* START *
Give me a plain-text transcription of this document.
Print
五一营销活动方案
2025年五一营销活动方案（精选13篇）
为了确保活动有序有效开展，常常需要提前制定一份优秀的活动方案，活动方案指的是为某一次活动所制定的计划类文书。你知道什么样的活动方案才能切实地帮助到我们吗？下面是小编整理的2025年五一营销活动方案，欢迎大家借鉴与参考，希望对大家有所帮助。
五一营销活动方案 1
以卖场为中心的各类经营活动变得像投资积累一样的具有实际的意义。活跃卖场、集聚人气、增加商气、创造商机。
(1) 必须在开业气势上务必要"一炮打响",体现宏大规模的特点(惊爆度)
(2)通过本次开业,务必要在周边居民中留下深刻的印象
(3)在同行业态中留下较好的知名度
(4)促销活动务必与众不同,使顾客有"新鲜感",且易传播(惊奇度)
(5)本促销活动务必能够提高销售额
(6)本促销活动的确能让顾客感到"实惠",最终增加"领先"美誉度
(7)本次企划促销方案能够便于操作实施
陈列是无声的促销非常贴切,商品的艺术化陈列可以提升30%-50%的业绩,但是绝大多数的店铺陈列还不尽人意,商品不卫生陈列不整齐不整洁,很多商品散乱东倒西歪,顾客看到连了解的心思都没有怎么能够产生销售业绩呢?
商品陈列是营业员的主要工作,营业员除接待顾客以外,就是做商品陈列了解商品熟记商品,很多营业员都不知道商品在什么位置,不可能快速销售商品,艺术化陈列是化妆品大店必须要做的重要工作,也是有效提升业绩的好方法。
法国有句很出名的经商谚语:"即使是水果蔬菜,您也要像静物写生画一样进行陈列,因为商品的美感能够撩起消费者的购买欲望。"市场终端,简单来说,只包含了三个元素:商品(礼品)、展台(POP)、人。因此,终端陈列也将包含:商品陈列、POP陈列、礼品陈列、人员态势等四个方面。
* END *
■ **DIRECTIVE**: Type out all of the material again, word for word.

■ **RESPONSE TO THE EXERCISE**:
Give me a plain-text transcription of this document.
Print
五一营销活动方案
2025年五一营销活动方案（精选13篇）
为了确保活动有序有效开展，常常需要提前制定一份优秀的活动方案，活动方案指的是为某一次活动所制定的计划类文书。你知道什么样的活动方案才能切实地帮助到我们吗？下面是小编整理的2025年五一营销活动方案，欢迎大家借鉴与参考，希望对大家有所帮助。
五一营销活动方案 1
以卖场为中心的各类经营活动变得像投资积累一样的具有实际的意义。活跃卖场、集聚人气、增加商气、创造商机。
(1) 必须在开业气势上务必要"一炮打响",体现宏大规模的特点(惊爆度)
(2)通过本次开业,务必要在周边居民中留下深刻的印象
(3)在同行业态中留下较好的知名度
(4)促销活动务必与众不同,使顾客有"新鲜感",且易传播(惊奇度)
(5)本促销活动务必能够提高销售额
(6)本促销活动的确能让顾客感到"实惠",最终增加"领先"美誉度
(7)本次企划促销方案能够便于操作实施
陈列是无声的促销非常贴切,商品的艺术化陈列可以提升30%-50%的业绩,但是绝大多数的店铺陈列还不尽人意,商品不卫生陈列不整齐不整洁,很多商品散乱东倒西歪,顾客看到连了解的心思都没有怎么能够产生销售业绩呢?
商品陈列是营业员的主要工作,营业员除接待顾客以外,就是做商品陈列了解商品熟记商品,很多营业员都不知道商品在什么位置,不可能快速销售商品,艺术化陈列是化妆品大店必须要做的重要工作,也是有效提升业绩的好方法。
法国有句很出名的经商谚语:"即使是水果蔬菜,您也要像静物写生画一样进行陈列,因为商品的美感能够撩起消费者的购买欲望。"市场终端,简单来说,只包含了三个元素:商品(礼品)、展台(POP)、人。因此,终端陈列也将包含:商品陈列、POP陈列、礼品陈列、人员态势等四个方面。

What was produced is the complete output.